Directions for this task
Without altering anything, output the material below.
[Records to use start]
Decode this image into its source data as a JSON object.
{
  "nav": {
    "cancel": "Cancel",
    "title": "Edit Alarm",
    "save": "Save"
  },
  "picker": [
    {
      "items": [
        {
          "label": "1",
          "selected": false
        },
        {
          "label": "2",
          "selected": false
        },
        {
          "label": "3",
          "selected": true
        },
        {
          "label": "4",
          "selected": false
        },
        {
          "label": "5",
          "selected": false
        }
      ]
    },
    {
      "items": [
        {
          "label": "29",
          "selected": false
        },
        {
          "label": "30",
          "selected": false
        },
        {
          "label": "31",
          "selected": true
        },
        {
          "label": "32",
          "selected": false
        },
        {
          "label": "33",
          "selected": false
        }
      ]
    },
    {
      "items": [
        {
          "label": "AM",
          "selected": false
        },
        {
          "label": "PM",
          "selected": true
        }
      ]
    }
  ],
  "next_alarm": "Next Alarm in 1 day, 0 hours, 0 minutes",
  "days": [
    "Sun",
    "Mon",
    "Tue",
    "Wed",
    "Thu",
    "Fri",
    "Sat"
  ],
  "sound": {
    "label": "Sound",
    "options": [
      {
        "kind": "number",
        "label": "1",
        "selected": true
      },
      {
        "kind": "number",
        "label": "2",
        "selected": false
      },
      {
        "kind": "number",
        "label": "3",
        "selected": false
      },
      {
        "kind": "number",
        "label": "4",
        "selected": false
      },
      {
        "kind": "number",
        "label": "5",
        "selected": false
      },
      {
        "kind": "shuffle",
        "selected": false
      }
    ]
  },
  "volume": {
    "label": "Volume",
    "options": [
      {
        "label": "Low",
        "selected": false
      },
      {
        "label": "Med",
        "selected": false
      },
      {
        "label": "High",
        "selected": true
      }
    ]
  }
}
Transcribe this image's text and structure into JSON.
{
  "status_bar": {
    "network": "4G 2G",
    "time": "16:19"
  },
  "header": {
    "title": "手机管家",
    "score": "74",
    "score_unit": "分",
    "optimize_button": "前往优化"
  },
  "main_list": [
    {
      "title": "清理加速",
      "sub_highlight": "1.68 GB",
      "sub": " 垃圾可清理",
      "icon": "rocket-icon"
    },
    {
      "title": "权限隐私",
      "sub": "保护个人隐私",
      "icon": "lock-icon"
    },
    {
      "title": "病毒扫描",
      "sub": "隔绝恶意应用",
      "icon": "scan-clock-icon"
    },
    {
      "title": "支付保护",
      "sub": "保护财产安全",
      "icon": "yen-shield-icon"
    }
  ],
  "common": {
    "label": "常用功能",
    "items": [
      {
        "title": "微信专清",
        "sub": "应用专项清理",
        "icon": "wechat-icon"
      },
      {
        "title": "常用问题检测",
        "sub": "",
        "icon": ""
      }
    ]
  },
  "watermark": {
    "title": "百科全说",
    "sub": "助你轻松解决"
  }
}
[Records to use end]
Correct output
Decode this image into its source data as a JSON object.
{
  "nav": {
    "cancel": "Cancel",
    "title": "Edit Alarm",
    "save": "Save"
  },
  "picker": [
    {
      "items": [
        {
          "label": "1",
          "selected": false
        },
        {
          "label": "2",
          "selected": false
        },
        {
          "label": "3",
          "selected": true
        },
        {
          "label": "4",
          "selected": false
        },
        {
          "label": "5",
          "selected": false
        }
      ]
    },
    {
      "items": [
        {
          "label": "29",
          "selected": false
        },
        {
          "label": "30",
          "selected": false
        },
        {
          "label": "31",
          "selected": true
        },
        {
          "label": "32",
          "selected": false
        },
        {
          "label": "33",
          "selected": false
        }
      ]
    },
    {
      "items": [
        {
          "label": "AM",
          "selected": false
        },
        {
          "label": "PM",
          "selected": true
        }
      ]
    }
  ],
  "next_alarm": "Next Alarm in 1 day, 0 hours, 0 minutes",
  "days": [
    "Sun",
    "Mon",
    "Tue",
    "Wed",
    "Thu",
    "Fri",
    "Sat"
  ],
  "sound": {
    "label": "Sound",
    "options": [
      {
        "kind": "number",
        "label": "1",
        "selected": true
      },
      {
        "kind": "number",
        "label": "2",
        "selected": false
      },
      {
        "kind": "number",
        "label": "3",
        "selected": false
      },
      {
        "kind": "number",
        "label": "4",
        "selected": false
      },
      {
        "kind": "number",
        "label": "5",
        "selected": false
      },
      {
        "kind": "shuffle",
        "selected": false
      }
    ]
  },
  "volume": {
    "label": "Volume",
    "options": [
      {
        "label": "Low",
        "selected": false
      },
      {
        "label": "Med",
        "selected": false
      },
      {
        "label": "High",
        "selected": true
      }
    ]
  }
}
Transcribe this image's text and structure into JSON.
{
  "status_bar": {
    "network": "4G 2G",
    "time": "16:19"
  },
  "header": {
    "title": "手机管家",
    "score": "74",
    "score_unit": "分",
    "optimize_button": "前往优化"
  },
  "main_list": [
    {
      "title": "清理加速",
      "sub_highlight": "1.68 GB",
      "sub": " 垃圾可清理",
      "icon": "rocket-icon"
    },
    {
      "title": "权限隐私",
      "sub": "保护个人隐私",
      "icon": "lock-icon"
    },
    {
      "title": "病毒扫描",
      "sub": "隔绝恶意应用",
      "icon": "scan-clock-icon"
    },
    {
      "title": "支付保护",
      "sub": "保护财产安全",
      "icon": "yen-shield-icon"
    }
  ],
  "common": {
    "label": "常用功能",
    "items": [
      {
        "title": "微信专清",
        "sub": "应用专项清理",
        "icon": "wechat-icon"
      },
      {
        "title": "常用问题检测",
        "sub": "",
        "icon": ""
      }
    ]
  },
  "watermark": {
    "title": "百科全说",
    "sub": "助你轻松解决"
  }
}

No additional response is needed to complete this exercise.